Dataset items:
------

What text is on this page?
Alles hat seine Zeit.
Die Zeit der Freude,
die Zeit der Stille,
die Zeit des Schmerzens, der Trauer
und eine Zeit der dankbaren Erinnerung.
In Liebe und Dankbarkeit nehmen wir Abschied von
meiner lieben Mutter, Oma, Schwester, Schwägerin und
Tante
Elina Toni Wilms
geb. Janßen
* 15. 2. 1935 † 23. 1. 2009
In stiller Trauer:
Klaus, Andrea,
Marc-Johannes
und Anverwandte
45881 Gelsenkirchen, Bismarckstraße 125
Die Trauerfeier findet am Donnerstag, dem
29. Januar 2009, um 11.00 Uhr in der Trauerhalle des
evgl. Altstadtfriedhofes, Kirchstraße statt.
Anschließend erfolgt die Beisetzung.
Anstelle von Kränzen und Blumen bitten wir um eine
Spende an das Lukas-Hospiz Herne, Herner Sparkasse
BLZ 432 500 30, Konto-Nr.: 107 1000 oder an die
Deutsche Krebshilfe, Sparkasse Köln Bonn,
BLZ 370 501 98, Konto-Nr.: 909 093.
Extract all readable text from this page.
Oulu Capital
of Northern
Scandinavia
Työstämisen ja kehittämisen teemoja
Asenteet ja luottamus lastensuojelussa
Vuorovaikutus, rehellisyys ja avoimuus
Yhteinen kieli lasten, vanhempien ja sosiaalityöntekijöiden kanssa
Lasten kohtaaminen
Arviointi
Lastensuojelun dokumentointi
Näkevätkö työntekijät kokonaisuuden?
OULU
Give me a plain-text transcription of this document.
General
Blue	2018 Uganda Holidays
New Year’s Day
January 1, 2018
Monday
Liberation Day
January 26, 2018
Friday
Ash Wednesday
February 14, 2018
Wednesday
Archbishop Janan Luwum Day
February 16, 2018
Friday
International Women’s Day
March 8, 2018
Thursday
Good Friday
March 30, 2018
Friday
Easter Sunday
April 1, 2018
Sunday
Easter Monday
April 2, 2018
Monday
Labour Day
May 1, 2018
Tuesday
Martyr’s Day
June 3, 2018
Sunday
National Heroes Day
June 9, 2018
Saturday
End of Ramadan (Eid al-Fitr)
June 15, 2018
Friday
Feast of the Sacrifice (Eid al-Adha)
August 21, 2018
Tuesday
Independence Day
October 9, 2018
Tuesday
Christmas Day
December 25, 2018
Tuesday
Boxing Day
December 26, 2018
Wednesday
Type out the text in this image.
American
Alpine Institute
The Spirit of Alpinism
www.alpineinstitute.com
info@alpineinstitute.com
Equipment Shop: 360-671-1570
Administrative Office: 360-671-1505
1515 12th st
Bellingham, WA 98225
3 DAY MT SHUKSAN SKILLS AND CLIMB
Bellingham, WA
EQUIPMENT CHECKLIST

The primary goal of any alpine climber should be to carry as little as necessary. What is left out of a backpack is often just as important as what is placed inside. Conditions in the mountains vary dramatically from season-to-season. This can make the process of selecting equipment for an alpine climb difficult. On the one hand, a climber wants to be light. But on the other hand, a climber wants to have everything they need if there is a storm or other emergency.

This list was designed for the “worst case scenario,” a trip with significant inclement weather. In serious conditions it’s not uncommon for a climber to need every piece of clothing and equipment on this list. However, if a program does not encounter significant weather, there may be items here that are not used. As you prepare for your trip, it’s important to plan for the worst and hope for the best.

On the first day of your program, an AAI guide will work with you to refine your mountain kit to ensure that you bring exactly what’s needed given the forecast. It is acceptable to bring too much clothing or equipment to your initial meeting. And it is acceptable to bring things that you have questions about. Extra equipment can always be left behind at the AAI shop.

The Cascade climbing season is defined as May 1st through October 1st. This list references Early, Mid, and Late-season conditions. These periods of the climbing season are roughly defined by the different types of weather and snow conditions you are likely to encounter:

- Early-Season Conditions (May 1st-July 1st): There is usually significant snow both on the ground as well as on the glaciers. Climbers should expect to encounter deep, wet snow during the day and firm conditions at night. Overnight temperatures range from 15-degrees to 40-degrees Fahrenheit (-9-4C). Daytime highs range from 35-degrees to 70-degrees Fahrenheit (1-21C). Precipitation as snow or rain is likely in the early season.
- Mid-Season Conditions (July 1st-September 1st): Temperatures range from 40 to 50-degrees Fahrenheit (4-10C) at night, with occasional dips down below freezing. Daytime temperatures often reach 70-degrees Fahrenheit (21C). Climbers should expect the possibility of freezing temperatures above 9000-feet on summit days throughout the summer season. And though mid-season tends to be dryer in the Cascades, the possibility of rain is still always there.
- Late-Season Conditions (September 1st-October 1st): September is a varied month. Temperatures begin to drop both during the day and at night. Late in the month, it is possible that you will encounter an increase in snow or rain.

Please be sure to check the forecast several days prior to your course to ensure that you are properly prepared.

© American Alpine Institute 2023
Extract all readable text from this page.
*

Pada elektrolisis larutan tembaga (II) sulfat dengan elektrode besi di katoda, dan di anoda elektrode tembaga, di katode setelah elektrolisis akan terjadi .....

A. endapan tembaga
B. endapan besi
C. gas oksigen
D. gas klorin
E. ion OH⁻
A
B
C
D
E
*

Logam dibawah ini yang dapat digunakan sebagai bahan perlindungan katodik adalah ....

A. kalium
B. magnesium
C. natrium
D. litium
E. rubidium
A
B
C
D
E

------

_Your goal_: Reproduce the material in full, with no word added or dropped.

_The completed task_:
What text is on this page?
Alles hat seine Zeit.
Die Zeit der Freude,
die Zeit der Stille,
die Zeit des Schmerzens, der Trauer
und eine Zeit der dankbaren Erinnerung.
In Liebe und Dankbarkeit nehmen wir Abschied von
meiner lieben Mutter, Oma, Schwester, Schwägerin und
Tante
Elina Toni Wilms
geb. Janßen
* 15. 2. 1935 † 23. 1. 2009
In stiller Trauer:
Klaus, Andrea,
Marc-Johannes
und Anverwandte
45881 Gelsenkirchen, Bismarckstraße 125
Die Trauerfeier findet am Donnerstag, dem
29. Januar 2009, um 11.00 Uhr in der Trauerhalle des
evgl. Altstadtfriedhofes, Kirchstraße statt.
Anschließend erfolgt die Beisetzung.
Anstelle von Kränzen und Blumen bitten wir um eine
Spende an das Lukas-Hospiz Herne, Herner Sparkasse
BLZ 432 500 30, Konto-Nr.: 107 1000 oder an die
Deutsche Krebshilfe, Sparkasse Köln Bonn,
BLZ 370 501 98, Konto-Nr.: 909 093.
Extract all readable text from this page.
Oulu Capital
of Northern
Scandinavia
Työstämisen ja kehittämisen teemoja
Asenteet ja luottamus lastensuojelussa
Vuorovaikutus, rehellisyys ja avoimuus
Yhteinen kieli lasten, vanhempien ja sosiaalityöntekijöiden kanssa
Lasten kohtaaminen
Arviointi
Lastensuojelun dokumentointi
Näkevätkö työntekijät kokonaisuuden?
OULU
Give me a plain-text transcription of this document.
General
Blue	2018 Uganda Holidays
New Year’s Day
January 1, 2018
Monday
Liberation Day
January 26, 2018
Friday
Ash Wednesday
February 14, 2018
Wednesday
Archbishop Janan Luwum Day
February 16, 2018
Friday
International Women’s Day
March 8, 2018
Thursday
Good Friday
March 30, 2018
Friday
Easter Sunday
April 1, 2018
Sunday
Easter Monday
April 2, 2018
Monday
Labour Day
May 1, 2018
Tuesday
Martyr’s Day
June 3, 2018
Sunday
National Heroes Day
June 9, 2018
Saturday
End of Ramadan (Eid al-Fitr)
June 15, 2018
Friday
Feast of the Sacrifice (Eid al-Adha)
August 21, 2018
Tuesday
Independence Day
October 9, 2018
Tuesday
Christmas Day
December 25, 2018
Tuesday
Boxing Day
December 26, 2018
Wednesday
Type out the text in this image.
American
Alpine Institute
The Spirit of Alpinism
www.alpineinstitute.com
info@alpineinstitute.com
Equipment Shop: 360-671-1570
Administrative Office: 360-671-1505
1515 12th st
Bellingham, WA 98225
3 DAY MT SHUKSAN SKILLS AND CLIMB
Bellingham, WA
EQUIPMENT CHECKLIST

The primary goal of any alpine climber should be to carry as little as necessary. What is left out of a backpack is often just as important as what is placed inside. Conditions in the mountains vary dramatically from season-to-season. This can make the process of selecting equipment for an alpine climb difficult. On the one hand, a climber wants to be light. But on the other hand, a climber wants to have everything they need if there is a storm or other emergency.

This list was designed for the “worst case scenario,” a trip with significant inclement weather. In serious conditions it’s not uncommon for a climber to need every piece of clothing and equipment on this list. However, if a program does not encounter significant weather, there may be items here that are not used. As you prepare for your trip, it’s important to plan for the worst and hope for the best.

On the first day of your program, an AAI guide will work with you to refine your mountain kit to ensure that you bring exactly what’s needed given the forecast. It is acceptable to bring too much clothing or equipment to your initial meeting. And it is acceptable to bring things that you have questions about. Extra equipment can always be left behind at the AAI shop.

The Cascade climbing season is defined as May 1st through October 1st. This list references Early, Mid, and Late-season conditions. These periods of the climbing season are roughly defined by the different types of weather and snow conditions you are likely to encounter:

- Early-Season Conditions (May 1st-July 1st): There is usually significant snow both on the ground as well as on the glaciers. Climbers should expect to encounter deep, wet snow during the day and firm conditions at night. Overnight temperatures range from 15-degrees to 40-degrees Fahrenheit (-9-4C). Daytime highs range from 35-degrees to 70-degrees Fahrenheit (1-21C). Precipitation as snow or rain is likely in the early season.
- Mid-Season Conditions (July 1st-September 1st): Temperatures range from 40 to 50-degrees Fahrenheit (4-10C) at night, with occasional dips down below freezing. Daytime temperatures often reach 70-degrees Fahrenheit (21C). Climbers should expect the possibility of freezing temperatures above 9000-feet on summit days throughout the summer season. And though mid-season tends to be dryer in the Cascades, the possibility of rain is still always there.
- Late-Season Conditions (September 1st-October 1st): September is a varied month. Temperatures begin to drop both during the day and at night. Late in the month, it is possible that you will encounter an increase in snow or rain.

Please be sure to check the forecast several days prior to your course to ensure that you are properly prepared.

© American Alpine Institute 2023
Extract all readable text from this page.
*

Pada elektrolisis larutan tembaga (II) sulfat dengan elektrode besi di katoda, dan di anoda elektrode tembaga, di katode setelah elektrolisis akan terjadi .....

A. endapan tembaga
B. endapan besi
C. gas oksigen
D. gas klorin
E. ion OH⁻
A
B
C
D
E
*

Logam dibawah ini yang dapat digunakan sebagai bahan perlindungan katodik adalah ....

A. kalium
B. magnesium
C. natrium
D. litium
E. rubidium
A
B
C
D
E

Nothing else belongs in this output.